§ **Exercise brief**
Copy each line exactly. Drop every picture.

§ **Provided information**

┄┄┄┄┄┄┄┄┄┄┄┄┄┄┄┄┄┄┄┄

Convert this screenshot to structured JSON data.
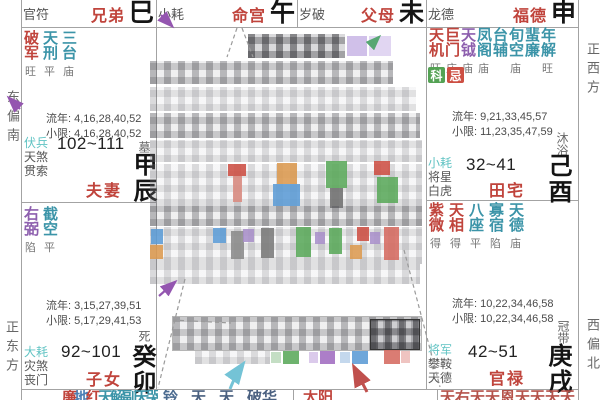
{
  "header_cells": [
    {
      "god": "官符",
      "palace": "兄弟",
      "branch": "巳"
    },
    {
      "god": "小耗",
      "palace": "命宫",
      "branch": "午"
    },
    {
      "god": "岁破",
      "palace": "父母",
      "branch": "未"
    },
    {
      "god": "龙德",
      "palace": "福德",
      "branch": "申"
    }
  ],
  "palaces": {
    "spouse": {
      "stars": [
        {
          "name": "破军",
          "bright": "旺",
          "color": "#c0443c"
        },
        {
          "name": "天刑",
          "bright": "平",
          "color": "#3b94a8"
        },
        {
          "name": "三台",
          "bright": "庙",
          "color": "#3b94a8"
        }
      ],
      "liunian": "流年: 4,16,28,40,52",
      "xiaoxian": "小限: 4,16,28,40,52",
      "gods": [
        {
          "t": "伏兵",
          "c": "#5fc3c3"
        },
        {
          "t": "天煞",
          "c": "#555555"
        },
        {
          "t": "贯索",
          "c": "#555555"
        }
      ],
      "age": "102~111",
      "label": "夫妻",
      "stem": "甲辰",
      "stage": "墓"
    },
    "children": {
      "stars": [
        {
          "name": "右弼",
          "bright": "陷",
          "color": "#8d5fae"
        },
        {
          "name": "截空",
          "bright": "平",
          "color": "#3b94a8"
        }
      ],
      "liunian": "流年: 3,15,27,39,51",
      "xiaoxian": "小限: 5,17,29,41,53",
      "gods": [
        {
          "t": "大耗",
          "c": "#5fc3c3"
        },
        {
          "t": "灾煞",
          "c": "#555555"
        },
        {
          "t": "丧门",
          "c": "#555555"
        }
      ],
      "age": "92~101",
      "label": "子女",
      "stem": "癸卯",
      "stage": "死"
    },
    "property": {
      "stars": [
        {
          "name": "天机",
          "bright": "旺",
          "color": "#c0443c"
        },
        {
          "name": "巨门",
          "bright": "庙",
          "color": "#c0443c"
        },
        {
          "name": "天钺",
          "bright": "庙",
          "color": "#8d5fae"
        },
        {
          "name": "凤阁",
          "bright": "庙",
          "color": "#3b94a8"
        },
        {
          "name": "台辅",
          "bright": "",
          "color": "#3b94a8"
        },
        {
          "name": "旬空",
          "bright": "庙",
          "color": "#3b94a8"
        },
        {
          "name": "蜚廉",
          "bright": "",
          "color": "#3b94a8"
        },
        {
          "name": "年解",
          "bright": "旺",
          "color": "#3b94a8"
        }
      ],
      "badges": [
        {
          "t": "科",
          "bg": "#54a254"
        },
        {
          "t": "忌",
          "bg": "#cd4f43"
        }
      ],
      "liunian": "流年: 9,21,33,45,57",
      "xiaoxian": "小限: 11,23,35,47,59",
      "gods": [
        {
          "t": "小耗",
          "c": "#5fc3c3"
        },
        {
          "t": "将星",
          "c": "#555555"
        },
        {
          "t": "白虎",
          "c": "#555555"
        }
      ],
      "age": "32~41",
      "label": "田宅",
      "stem": "己酉",
      "stage": "沐浴"
    },
    "career": {
      "stars": [
        {
          "name": "紫微",
          "bright": "得",
          "color": "#c0443c"
        },
        {
          "name": "天相",
          "bright": "得",
          "color": "#c0443c"
        },
        {
          "name": "八座",
          "bright": "平",
          "color": "#3b94a8"
        },
        {
          "name": "寡宿",
          "bright": "陷",
          "color": "#3b94a8"
        },
        {
          "name": "天德",
          "bright": "庙",
          "color": "#3b94a8"
        }
      ],
      "liunian": "流年: 10,22,34,46,58",
      "xiaoxian": "小限: 10,22,34,46,58",
      "gods": [
        {
          "t": "将军",
          "c": "#5fc3c3"
        },
        {
          "t": "攀鞍",
          "c": "#555555"
        },
        {
          "t": "天德",
          "c": "#555555"
        }
      ],
      "age": "42~51",
      "label": "官禄",
      "stem": "庚戌",
      "stage": "冠带"
    }
  },
  "bottom_slivers": {
    "s1": [
      {
        "t": "廉",
        "c": "#c0443c"
      },
      {
        "t": "地",
        "c": "#4a7fb5"
      },
      {
        "t": "红",
        "c": "#c0443c"
      },
      {
        "t": "天",
        "c": "#3b94a8"
      },
      {
        "t": "解",
        "c": "#3b94a8"
      },
      {
        "t": "副",
        "c": "#3b94a8"
      },
      {
        "t": "天",
        "c": "#3b94a8"
      },
      {
        "t": "哭",
        "c": "#3b94a8"
      }
    ],
    "s2": [
      {
        "t": "铃",
        "c": "#4a6a8f"
      },
      {
        "t": "天",
        "c": "#4a6080"
      },
      {
        "t": "天",
        "c": "#4a6080"
      },
      {
        "t": "破华",
        "c": "#4a6080"
      }
    ],
    "s3": [
      {
        "t": "太阳",
        "c": "#c0443c"
      }
    ],
    "s4": [
      {
        "t": "天右天天恩天天天天",
        "c": "#b5524a"
      }
    ]
  },
  "directions": {
    "left_top": "东偏南",
    "left_bottom": "正东方",
    "right_top": "正西方",
    "right_bottom": "西偏北"
  },
  "colors": {
    "main_star": "#c0443c",
    "minor_star": "#3b94a8",
    "purple_star": "#8d5fae",
    "god_cyan": "#5fc3c3",
    "badge_ke": "#54a254",
    "badge_ji": "#cd4f43"
  }
}
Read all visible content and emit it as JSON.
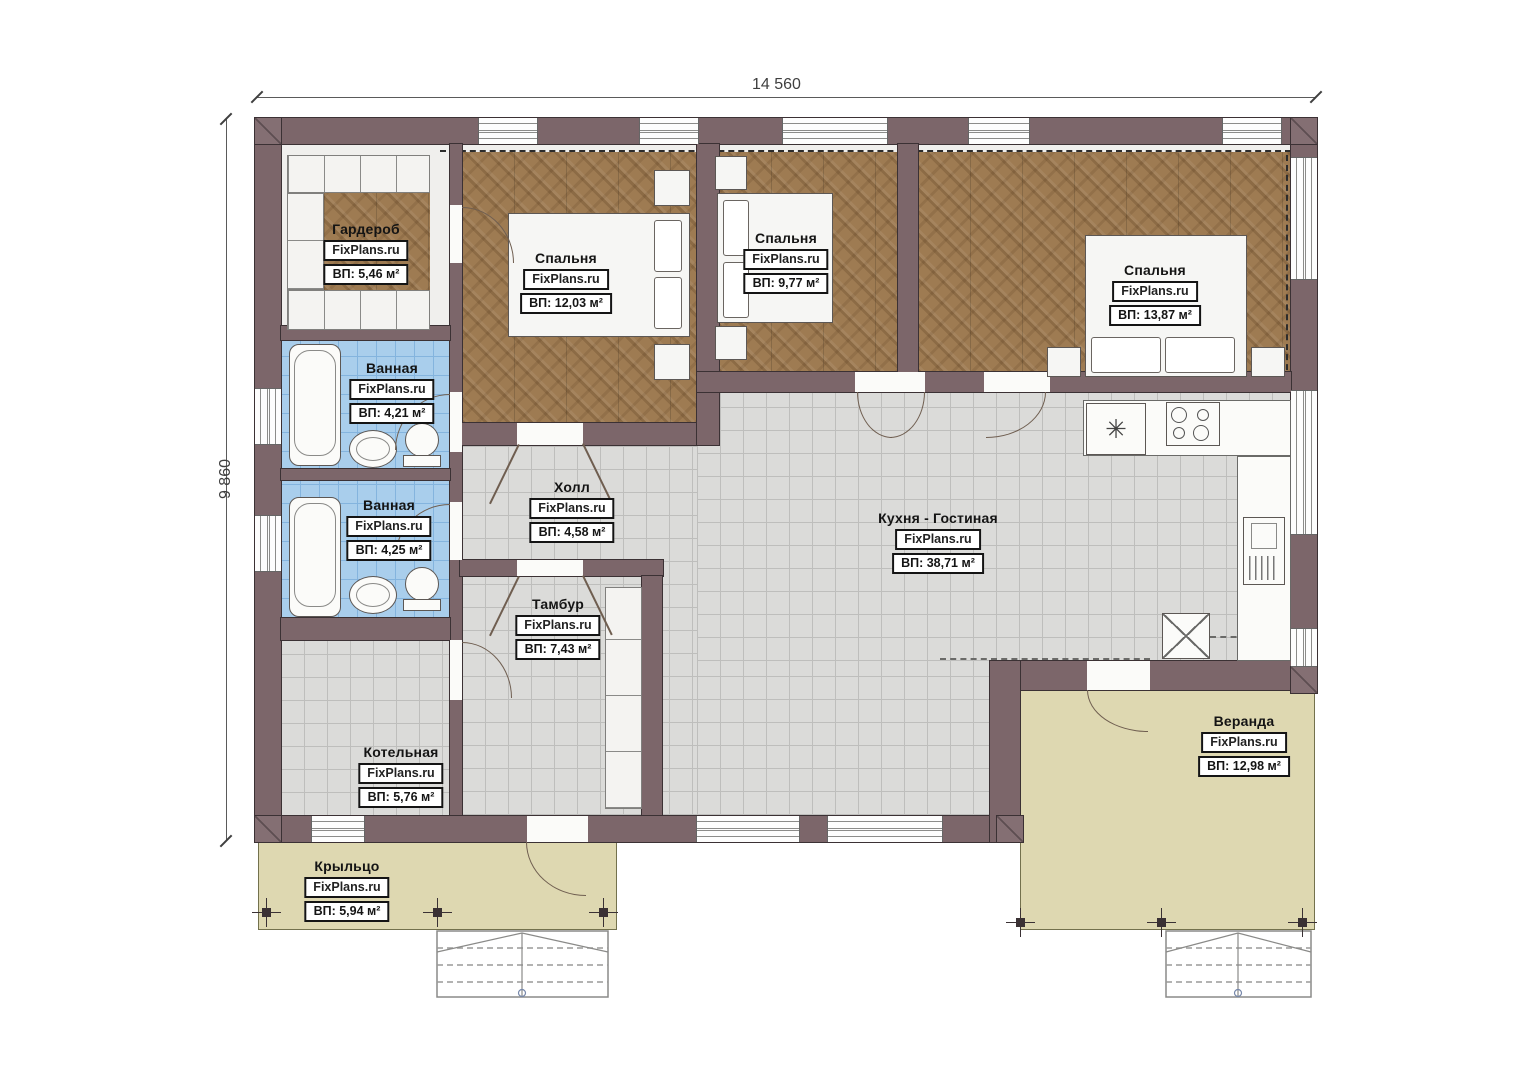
{
  "plan": {
    "brand": "FixPlans.ru",
    "dimensions": {
      "width": "14 560",
      "height": "9 860"
    },
    "icons": {
      "sink_glyph": "✳"
    },
    "rooms": [
      {
        "name": "Гардероб",
        "area": "ВП: 5,46 м²"
      },
      {
        "name": "Спальня",
        "area": "ВП: 12,03 м²"
      },
      {
        "name": "Спальня",
        "area": "ВП: 9,77 м²"
      },
      {
        "name": "Спальня",
        "area": "ВП: 13,87 м²"
      },
      {
        "name": "Ванная",
        "area": "ВП: 4,21 м²"
      },
      {
        "name": "Ванная",
        "area": "ВП: 4,25 м²"
      },
      {
        "name": "Холл",
        "area": "ВП: 4,58 м²"
      },
      {
        "name": "Кухня - Гостиная",
        "area": "ВП: 38,71 м²"
      },
      {
        "name": "Тамбур",
        "area": "ВП: 7,43 м²"
      },
      {
        "name": "Котельная",
        "area": "ВП: 5,76 м²"
      },
      {
        "name": "Веранда",
        "area": "ВП: 12,98 м²"
      },
      {
        "name": "Крыльцо",
        "area": "ВП: 5,94 м²"
      }
    ]
  }
}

┄┄┄┄┄┄┄┄┄┄┄┄┄┄┄┄┄┄┄┄

§ **Exercise solution**
Convert this screenshot to structured JSON data.
{
  "header_cells": [
    {
      "god": "官符",
      "palace": "兄弟",
      "branch": "巳"
    },
    {
      "god": "小耗",
      "palace": "命宫",
      "branch": "午"
    },
    {
      "god": "岁破",
      "palace": "父母",
      "branch": "未"
    },
    {
      "god": "龙德",
      "palace": "福德",
      "branch": "申"
    }
  ],
  "palaces": {
    "spouse": {
      "stars": [
        {
          "name": "破军",
          "bright": "旺",
          "color": "#c0443c"
        },
        {
          "name": "天刑",
          "bright": "平",
          "color": "#3b94a8"
        },
        {
          "name": "三台",
          "bright": "庙",
          "color": "#3b94a8"
        }
      ],
      "liunian": "流年: 4,16,28,40,52",
      "xiaoxian": "小限: 4,16,28,40,52",
      "gods": [
        {
          "t": "伏兵",
          "c": "#5fc3c3"
        },
        {
          "t": "天煞",
          "c": "#555555"
        },
        {
          "t": "贯索",
          "c": "#555555"
        }
      ],
      "age": "102~111",
      "label": "夫妻",
      "stem": "甲辰",
      "stage": "墓"
    },
    "children": {
      "stars": [
        {
          "name": "右弼",
          "bright": "陷",
          "color": "#8d5fae"
        },
        {
          "name": "截空",
          "bright": "平",
          "color": "#3b94a8"
        }
      ],
      "liunian": "流年: 3,15,27,39,51",
      "xiaoxian": "小限: 5,17,29,41,53",
      "gods": [
        {
          "t": "大耗",
          "c": "#5fc3c3"
        },
        {
          "t": "灾煞",
          "c": "#555555"
        },
        {
          "t": "丧门",
          "c": "#555555"
        }
      ],
      "age": "92~101",
      "label": "子女",
      "stem": "癸卯",
      "stage": "死"
    },
    "property": {
      "stars": [
        {
          "name": "天机",
          "bright": "旺",
          "color": "#c0443c"
        },
        {
          "name": "巨门",
          "bright": "庙",
          "color": "#c0443c"
        },
        {
          "name": "天钺",
          "bright": "庙",
          "color": "#8d5fae"
        },
        {
          "name": "凤阁",
          "bright": "庙",
          "color": "#3b94a8"
        },
        {
          "name": "台辅",
          "bright": "",
          "color": "#3b94a8"
        },
        {
          "name": "旬空",
          "bright": "庙",
          "color": "#3b94a8"
        },
        {
          "name": "蜚廉",
          "bright": "",
          "color": "#3b94a8"
        },
        {
          "name": "年解",
          "bright": "旺",
          "color": "#3b94a8"
        }
      ],
      "badges": [
        {
          "t": "科",
          "bg": "#54a254"
        },
        {
          "t": "忌",
          "bg": "#cd4f43"
        }
      ],
      "liunian": "流年: 9,21,33,45,57",
      "xiaoxian": "小限: 11,23,35,47,59",
      "gods": [
        {
          "t": "小耗",
          "c": "#5fc3c3"
        },
        {
          "t": "将星",
          "c": "#555555"
        },
        {
          "t": "白虎",
          "c": "#555555"
        }
      ],
      "age": "32~41",
      "label": "田宅",
      "stem": "己酉",
      "stage": "沐浴"
    },
    "career": {
      "stars": [
        {
          "name": "紫微",
          "bright": "得",
          "color": "#c0443c"
        },
        {
          "name": "天相",
          "bright": "得",
          "color": "#c0443c"
        },
        {
          "name": "八座",
          "bright": "平",
          "color": "#3b94a8"
        },
        {
          "name": "寡宿",
          "bright": "陷",
          "color": "#3b94a8"
        },
        {
          "name": "天德",
          "bright": "庙",
          "color": "#3b94a8"
        }
      ],
      "liunian": "流年: 10,22,34,46,58",
      "xiaoxian": "小限: 10,22,34,46,58",
      "gods": [
        {
          "t": "将军",
          "c": "#5fc3c3"
        },
        {
          "t": "攀鞍",
          "c": "#555555"
        },
        {
          "t": "天德",
          "c": "#555555"
        }
      ],
      "age": "42~51",
      "label": "官禄",
      "stem": "庚戌",
      "stage": "冠带"
    }
  },
  "bottom_slivers": {
    "s1": [
      {
        "t": "廉",
        "c": "#c0443c"
      },
      {
        "t": "地",
        "c": "#4a7fb5"
      },
      {
        "t": "红",
        "c": "#c0443c"
      },
      {
        "t": "天",
        "c": "#3b94a8"
      },
      {
        "t": "解",
        "c": "#3b94a8"
      },
      {
        "t": "副",
        "c": "#3b94a8"
      },
      {
        "t": "天",
        "c": "#3b94a8"
      },
      {
        "t": "哭",
        "c": "#3b94a8"
      }
    ],
    "s2": [
      {
        "t": "铃",
        "c": "#4a6a8f"
      },
      {
        "t": "天",
        "c": "#4a6080"
      },
      {
        "t": "天",
        "c": "#4a6080"
      },
      {
        "t": "破华",
        "c": "#4a6080"
      }
    ],
    "s3": [
      {
        "t": "太阳",
        "c": "#c0443c"
      }
    ],
    "s4": [
      {
        "t": "天右天天恩天天天天",
        "c": "#b5524a"
      }
    ]
  },
  "directions": {
    "left_top": "东偏南",
    "left_bottom": "正东方",
    "right_top": "正西方",
    "right_bottom": "西偏北"
  },
  "colors": {
    "main_star": "#c0443c",
    "minor_star": "#3b94a8",
    "purple_star": "#8d5fae",
    "god_cyan": "#5fc3c3",
    "badge_ke": "#54a254",
    "badge_ji": "#cd4f43"
  }
}
Read all visible content and emit it as JSON.
{
  "plan": {
    "brand": "FixPlans.ru",
    "dimensions": {
      "width": "14 560",
      "height": "9 860"
    },
    "icons": {
      "sink_glyph": "✳"
    },
    "rooms": [
      {
        "name": "Гардероб",
        "area": "ВП: 5,46 м²"
      },
      {
        "name": "Спальня",
        "area": "ВП: 12,03 м²"
      },
      {
        "name": "Спальня",
        "area": "ВП: 9,77 м²"
      },
      {
        "name": "Спальня",
        "area": "ВП: 13,87 м²"
      },
      {
        "name": "Ванная",
        "area": "ВП: 4,21 м²"
      },
      {
        "name": "Ванная",
        "area": "ВП: 4,25 м²"
      },
      {
        "name": "Холл",
        "area": "ВП: 4,58 м²"
      },
      {
        "name": "Кухня - Гостиная",
        "area": "ВП: 38,71 м²"
      },
      {
        "name": "Тамбур",
        "area": "ВП: 7,43 м²"
      },
      {
        "name": "Котельная",
        "area": "ВП: 5,76 м²"
      },
      {
        "name": "Веранда",
        "area": "ВП: 12,98 м²"
      },
      {
        "name": "Крыльцо",
        "area": "ВП: 5,94 м²"
      }
    ]
  }
}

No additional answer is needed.